VORLIEGENDER TEXT
=====
Damit wird sich der Arbeitskräfte-Bedarf in Sachsen-Anhalt sogar noch stärker verringern als der Umfang der arbeitsfähigen Bevölkerung. Dies gilt auch für andere, vor allem ostdeutsche Bundesländer. 2040 könnte das Erwerbspersonenpotenzial, also die Zahl aller potenziellen Arbeitskräfte, in Sachsen-Anhalt 18 Prozent über dem Bedarf an Arbeitskräften liegen – selbst bei einer optimalen Zuwanderung von 288.000 Personen pro Jahr.

Zusammengefasst droht den ostdeutschen Flächenländern folgendes Szenario: Weil heute die Babyboomer in Rente gehen und zu wenig ausländische Arbeitskräfte zuwandern, leiden die Unternehmen und müssen sich verkleinern. Die Wirtschaft schrumpft und mit ihr die Nachfrage, weshalb Unternehmen in Zukunft noch weniger Arbeitsplätze anbieten können. Eine Abwärtsspirale, die dazu führt, dass sich der ursprüngliche Mangel an Arbeitskräften in ein Überangebot umkehrt. Die ostdeutschen Flächenländer sind in diesem Szenario künftig weniger auf Zuwanderung angewiesen als die westdeutschen Bundesländer.

Brandenburg zeigt in den Prognosen die mit Abstand höchste Überversorgung an Arbeitskräften im Verhältnis zum Bedarf. Dort greift allerdings eine brandenburgische Besonderheit: Viele in Berlin arbeitende Menschen leben in Brandenburg und pendeln nach Berlin. Die statistische Überversorgung mit Arbeitskräften in Brandenburg fällt daher in der Realität deutlich geringer aus.
=====
WAS ZU TUN IST
A - Beantworte anhand des Textes zum Arbeitskräftebedarf kurz diese Fragen:
(i) Um wie viel Prozent könnte das Erwerbspersonenpotenzial in Sachsen-Anhalt 2040 über dem Bedarf an Arbeitskräften liegen?
(ii) Welche zwei Ursachen nennt der Text dafür, dass die Unternehmen leiden und sich verkleinern müssen?
(iii) Welche Besonderheit lässt die statistische Überversorgung in Brandenburg in der Realität geringer ausfallen?
B - Nimm den Text zum Arbeitskräftebedarf in Ostdeutschland nach seinem letzten Satz wieder auf und führe ihn weiter.

[Layout-Material]
=====
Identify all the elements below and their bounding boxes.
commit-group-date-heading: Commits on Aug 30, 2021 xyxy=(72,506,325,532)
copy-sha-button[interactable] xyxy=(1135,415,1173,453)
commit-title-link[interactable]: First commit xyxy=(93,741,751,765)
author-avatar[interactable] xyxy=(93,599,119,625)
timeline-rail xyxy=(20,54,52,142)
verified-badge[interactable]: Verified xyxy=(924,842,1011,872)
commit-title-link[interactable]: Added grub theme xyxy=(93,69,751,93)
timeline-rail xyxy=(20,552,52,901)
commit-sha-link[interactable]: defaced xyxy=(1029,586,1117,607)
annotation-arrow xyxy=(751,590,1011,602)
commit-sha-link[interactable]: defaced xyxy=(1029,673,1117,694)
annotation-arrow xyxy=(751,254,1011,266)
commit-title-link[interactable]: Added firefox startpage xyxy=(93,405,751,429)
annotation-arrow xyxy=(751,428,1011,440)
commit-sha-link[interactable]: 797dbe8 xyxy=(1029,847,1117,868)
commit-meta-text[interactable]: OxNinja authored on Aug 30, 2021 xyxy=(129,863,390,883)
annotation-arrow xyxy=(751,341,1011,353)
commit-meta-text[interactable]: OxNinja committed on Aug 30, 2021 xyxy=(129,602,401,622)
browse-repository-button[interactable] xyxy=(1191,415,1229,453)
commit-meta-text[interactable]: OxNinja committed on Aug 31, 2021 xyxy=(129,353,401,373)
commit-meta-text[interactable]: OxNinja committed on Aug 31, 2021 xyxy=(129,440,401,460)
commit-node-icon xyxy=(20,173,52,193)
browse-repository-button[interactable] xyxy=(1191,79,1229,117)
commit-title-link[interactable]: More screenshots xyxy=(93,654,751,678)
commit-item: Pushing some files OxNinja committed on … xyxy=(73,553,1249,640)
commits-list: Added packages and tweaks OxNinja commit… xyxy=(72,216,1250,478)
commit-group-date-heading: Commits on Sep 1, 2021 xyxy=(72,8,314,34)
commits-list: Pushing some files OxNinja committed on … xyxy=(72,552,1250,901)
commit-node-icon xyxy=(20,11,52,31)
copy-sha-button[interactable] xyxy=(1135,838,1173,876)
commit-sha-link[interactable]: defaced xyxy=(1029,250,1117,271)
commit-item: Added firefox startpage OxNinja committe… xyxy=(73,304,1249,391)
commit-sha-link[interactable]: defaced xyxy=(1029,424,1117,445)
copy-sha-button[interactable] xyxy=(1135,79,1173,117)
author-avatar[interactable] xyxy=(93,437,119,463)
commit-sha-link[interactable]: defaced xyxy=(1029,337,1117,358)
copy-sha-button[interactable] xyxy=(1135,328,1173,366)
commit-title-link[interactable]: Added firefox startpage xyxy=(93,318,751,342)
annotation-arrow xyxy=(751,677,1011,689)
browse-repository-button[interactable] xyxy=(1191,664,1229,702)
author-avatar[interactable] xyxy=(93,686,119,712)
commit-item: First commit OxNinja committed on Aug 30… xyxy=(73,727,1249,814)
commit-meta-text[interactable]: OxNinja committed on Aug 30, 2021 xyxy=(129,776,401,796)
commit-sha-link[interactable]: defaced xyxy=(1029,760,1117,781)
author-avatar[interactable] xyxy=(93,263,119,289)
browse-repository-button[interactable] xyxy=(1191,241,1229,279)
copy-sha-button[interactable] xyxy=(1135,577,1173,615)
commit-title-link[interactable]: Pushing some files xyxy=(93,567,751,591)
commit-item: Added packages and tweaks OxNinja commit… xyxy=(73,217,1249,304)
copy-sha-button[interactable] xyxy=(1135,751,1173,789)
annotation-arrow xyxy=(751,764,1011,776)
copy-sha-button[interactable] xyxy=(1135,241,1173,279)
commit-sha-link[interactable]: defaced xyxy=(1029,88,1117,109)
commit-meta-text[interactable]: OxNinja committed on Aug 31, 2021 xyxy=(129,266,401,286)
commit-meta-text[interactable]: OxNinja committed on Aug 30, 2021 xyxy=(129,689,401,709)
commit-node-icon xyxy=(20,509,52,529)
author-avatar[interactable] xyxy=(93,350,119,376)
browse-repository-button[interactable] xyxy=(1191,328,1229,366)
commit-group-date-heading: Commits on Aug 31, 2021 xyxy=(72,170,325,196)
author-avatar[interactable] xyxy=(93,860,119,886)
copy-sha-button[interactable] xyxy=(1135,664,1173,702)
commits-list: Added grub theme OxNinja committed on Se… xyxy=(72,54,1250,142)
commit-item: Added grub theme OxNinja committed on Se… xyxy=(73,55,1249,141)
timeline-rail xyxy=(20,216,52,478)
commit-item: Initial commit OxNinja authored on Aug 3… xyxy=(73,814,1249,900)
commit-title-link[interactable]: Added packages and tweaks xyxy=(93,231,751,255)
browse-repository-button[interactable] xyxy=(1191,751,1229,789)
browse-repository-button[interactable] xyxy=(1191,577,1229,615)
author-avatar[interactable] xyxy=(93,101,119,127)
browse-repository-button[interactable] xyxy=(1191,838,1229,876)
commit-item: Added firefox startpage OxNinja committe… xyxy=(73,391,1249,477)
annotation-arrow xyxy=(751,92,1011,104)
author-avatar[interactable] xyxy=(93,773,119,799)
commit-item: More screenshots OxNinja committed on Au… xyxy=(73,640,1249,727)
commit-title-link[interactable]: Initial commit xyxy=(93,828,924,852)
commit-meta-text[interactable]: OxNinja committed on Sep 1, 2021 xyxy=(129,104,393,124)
=====
ANTWORTEN JE AUFGABE
A -
(i) Um 18 Prozent.
(ii) Die Babyboomer gehen heute in Rente, und es wandern zu wenig ausländische Arbeitskräfte zu.
(iii) Viele Menschen, die in Berlin arbeiten, leben in Brandenburg und pendeln nach Berlin.

B -
Abwanderung in den Westen droht

In letzter Konsequenz droht als Folge der schrumpfenden ostdeutschen Wirtschaft eine Abwanderung in die alten Bundesländer – allen voran nach Baden-Württemberg und Bayern.

Sowohl das zukünftige Ungleichgewicht zwischen Arbeitskräfte-Bedarf und Arbeitskraft-Angebot als auch die Binnen-Migration sind womöglich noch abwendbar. "Ob es so kommen muss, hängt wesentlich von der Frage ab, ob der Osten zum Schrumpfen verurteilt ist oder ob nicht auch hier die Weichen so gestellt werden können, dass die Wirtschaft zumindest nicht im unterstellten Maße schrumpft", schreiben die Studien-Autoren.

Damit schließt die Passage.